- [Direction]: Write the lines from the first one through the line containing "- chart-2: 10⁻²" as a JSON list of strings, one string per line, skipping blank lines.

- [Records provided]:
• • • • •

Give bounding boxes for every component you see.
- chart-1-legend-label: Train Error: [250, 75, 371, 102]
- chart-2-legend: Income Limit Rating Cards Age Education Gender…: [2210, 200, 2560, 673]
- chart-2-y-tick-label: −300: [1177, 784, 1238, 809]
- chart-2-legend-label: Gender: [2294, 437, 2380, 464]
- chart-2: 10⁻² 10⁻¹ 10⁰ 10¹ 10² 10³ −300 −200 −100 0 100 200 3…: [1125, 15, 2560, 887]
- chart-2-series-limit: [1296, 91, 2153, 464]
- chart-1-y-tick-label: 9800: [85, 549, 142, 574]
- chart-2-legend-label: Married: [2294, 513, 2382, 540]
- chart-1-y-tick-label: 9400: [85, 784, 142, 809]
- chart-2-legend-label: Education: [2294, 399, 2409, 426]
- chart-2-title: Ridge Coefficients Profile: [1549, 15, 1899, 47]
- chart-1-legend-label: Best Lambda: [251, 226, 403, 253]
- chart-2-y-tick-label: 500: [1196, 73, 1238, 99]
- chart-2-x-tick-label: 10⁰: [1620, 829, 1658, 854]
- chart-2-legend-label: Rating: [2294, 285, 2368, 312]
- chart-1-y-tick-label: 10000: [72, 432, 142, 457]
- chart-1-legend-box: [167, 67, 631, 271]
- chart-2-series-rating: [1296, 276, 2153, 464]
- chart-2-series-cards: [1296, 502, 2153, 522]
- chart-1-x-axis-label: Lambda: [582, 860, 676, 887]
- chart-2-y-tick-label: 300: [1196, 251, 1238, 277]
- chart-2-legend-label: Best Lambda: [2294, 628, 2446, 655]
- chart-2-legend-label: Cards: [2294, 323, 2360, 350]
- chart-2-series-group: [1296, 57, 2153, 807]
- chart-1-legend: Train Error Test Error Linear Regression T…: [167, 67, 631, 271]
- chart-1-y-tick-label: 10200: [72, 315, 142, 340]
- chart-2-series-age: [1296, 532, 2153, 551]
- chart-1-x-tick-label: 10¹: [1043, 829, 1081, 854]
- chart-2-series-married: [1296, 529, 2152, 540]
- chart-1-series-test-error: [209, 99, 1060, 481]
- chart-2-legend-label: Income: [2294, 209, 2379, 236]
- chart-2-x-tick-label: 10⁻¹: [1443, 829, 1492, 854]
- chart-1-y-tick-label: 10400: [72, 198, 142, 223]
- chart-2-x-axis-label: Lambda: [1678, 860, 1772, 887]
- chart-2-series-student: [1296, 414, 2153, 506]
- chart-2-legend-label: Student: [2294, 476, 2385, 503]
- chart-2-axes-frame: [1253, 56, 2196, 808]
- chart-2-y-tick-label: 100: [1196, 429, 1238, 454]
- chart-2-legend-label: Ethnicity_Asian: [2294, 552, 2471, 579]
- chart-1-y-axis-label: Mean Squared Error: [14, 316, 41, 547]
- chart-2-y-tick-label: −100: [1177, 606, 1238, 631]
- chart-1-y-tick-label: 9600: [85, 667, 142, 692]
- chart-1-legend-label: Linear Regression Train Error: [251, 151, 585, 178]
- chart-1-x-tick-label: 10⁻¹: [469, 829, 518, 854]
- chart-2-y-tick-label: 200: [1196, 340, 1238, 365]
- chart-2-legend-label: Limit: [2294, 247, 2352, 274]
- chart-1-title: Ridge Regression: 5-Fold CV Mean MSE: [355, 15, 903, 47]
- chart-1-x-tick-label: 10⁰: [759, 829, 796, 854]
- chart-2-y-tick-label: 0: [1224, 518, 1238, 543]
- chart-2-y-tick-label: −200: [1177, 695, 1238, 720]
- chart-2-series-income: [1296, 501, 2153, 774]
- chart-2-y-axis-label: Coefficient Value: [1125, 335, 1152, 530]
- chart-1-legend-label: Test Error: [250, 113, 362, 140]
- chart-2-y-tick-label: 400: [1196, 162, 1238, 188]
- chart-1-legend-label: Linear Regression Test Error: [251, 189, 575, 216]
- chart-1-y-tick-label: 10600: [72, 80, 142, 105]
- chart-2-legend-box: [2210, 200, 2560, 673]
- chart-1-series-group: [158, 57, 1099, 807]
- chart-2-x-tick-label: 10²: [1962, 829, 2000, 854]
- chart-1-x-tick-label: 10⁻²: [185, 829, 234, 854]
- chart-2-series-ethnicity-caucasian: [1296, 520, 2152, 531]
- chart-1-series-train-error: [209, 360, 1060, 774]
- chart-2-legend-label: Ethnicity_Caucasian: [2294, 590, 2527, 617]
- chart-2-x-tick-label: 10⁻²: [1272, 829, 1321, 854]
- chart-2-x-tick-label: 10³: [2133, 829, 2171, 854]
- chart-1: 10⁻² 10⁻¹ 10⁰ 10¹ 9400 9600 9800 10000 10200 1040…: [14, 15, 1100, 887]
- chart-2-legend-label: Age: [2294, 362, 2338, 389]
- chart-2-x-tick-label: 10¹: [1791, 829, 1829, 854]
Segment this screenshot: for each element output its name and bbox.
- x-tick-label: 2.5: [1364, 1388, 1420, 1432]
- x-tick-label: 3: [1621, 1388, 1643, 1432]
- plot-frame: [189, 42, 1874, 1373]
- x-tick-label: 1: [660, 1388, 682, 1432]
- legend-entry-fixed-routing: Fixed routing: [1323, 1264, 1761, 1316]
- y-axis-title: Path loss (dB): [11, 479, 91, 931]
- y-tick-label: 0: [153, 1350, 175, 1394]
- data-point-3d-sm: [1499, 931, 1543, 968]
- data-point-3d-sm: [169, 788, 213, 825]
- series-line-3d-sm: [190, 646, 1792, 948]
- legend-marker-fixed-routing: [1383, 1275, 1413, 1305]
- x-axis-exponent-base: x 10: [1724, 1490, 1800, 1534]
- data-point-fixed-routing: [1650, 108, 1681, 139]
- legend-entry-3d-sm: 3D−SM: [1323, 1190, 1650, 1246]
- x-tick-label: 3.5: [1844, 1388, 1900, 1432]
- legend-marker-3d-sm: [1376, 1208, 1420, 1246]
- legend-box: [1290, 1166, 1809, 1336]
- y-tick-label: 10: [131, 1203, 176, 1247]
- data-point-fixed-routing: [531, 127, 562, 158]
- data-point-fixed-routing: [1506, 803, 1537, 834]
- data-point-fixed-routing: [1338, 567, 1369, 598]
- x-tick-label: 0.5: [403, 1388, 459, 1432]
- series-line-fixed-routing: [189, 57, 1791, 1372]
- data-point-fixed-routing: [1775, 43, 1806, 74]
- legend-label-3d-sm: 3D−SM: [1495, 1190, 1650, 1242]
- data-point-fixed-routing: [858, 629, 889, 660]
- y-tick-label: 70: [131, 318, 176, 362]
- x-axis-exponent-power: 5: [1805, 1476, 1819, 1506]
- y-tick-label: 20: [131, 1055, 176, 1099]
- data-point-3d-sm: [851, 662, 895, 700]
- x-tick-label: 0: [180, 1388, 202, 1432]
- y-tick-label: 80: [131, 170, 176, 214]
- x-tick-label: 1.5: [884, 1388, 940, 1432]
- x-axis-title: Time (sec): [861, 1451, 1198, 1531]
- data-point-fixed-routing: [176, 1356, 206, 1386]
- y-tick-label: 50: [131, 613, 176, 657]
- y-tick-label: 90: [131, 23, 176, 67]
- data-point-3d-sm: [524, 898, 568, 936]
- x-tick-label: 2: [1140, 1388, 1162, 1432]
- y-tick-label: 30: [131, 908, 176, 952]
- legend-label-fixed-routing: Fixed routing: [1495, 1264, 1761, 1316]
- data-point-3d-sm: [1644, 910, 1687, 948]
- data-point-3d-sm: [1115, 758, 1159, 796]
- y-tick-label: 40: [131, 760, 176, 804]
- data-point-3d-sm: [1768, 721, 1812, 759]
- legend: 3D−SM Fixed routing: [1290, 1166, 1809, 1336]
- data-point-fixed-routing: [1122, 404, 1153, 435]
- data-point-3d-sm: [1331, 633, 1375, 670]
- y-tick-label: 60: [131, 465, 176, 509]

• • • • •

- [Reply to the exercise]:
[
  "Give bounding boxes for every component you see.",
  "- chart-1-legend-label: Train Error: [250, 75, 371, 102]",
  "- chart-2-legend: Income Limit Rating Cards Age Education Gender…: [2210, 200, 2560, 673]",
  "- chart-2-y-tick-label: −300: [1177, 784, 1238, 809]",
  "- chart-2-legend-label: Gender: [2294, 437, 2380, 464]",
  "- chart-2: 10⁻² 10⁻¹ 10⁰ 10¹ 10² 10³ −300 −200 −100 0 100 200 3…: [1125, 15, 2560, 887]"
]